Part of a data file
----------
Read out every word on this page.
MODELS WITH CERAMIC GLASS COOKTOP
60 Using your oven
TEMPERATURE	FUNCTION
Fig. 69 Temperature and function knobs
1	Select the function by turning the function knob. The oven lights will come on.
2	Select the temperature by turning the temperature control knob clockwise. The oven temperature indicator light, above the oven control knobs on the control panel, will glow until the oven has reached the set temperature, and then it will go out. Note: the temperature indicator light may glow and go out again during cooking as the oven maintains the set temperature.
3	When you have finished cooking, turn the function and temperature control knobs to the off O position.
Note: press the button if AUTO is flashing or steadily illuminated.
----------
Work instructions ▸
Take every line from the records above that has the word "cooking" and copy it.

Worked solution ▸
2	Select the temperature by turning the temperature control knob clockwise. The oven temperature indicator light, above the oven control knobs on the control panel, will glow until the oven has reached the set temperature, and then it will go out. Note: the temperature indicator light may glow and go out again during cooking as the oven maintains the set temperature.
3	When you have finished cooking, turn the function and temperature control knobs to the off O position.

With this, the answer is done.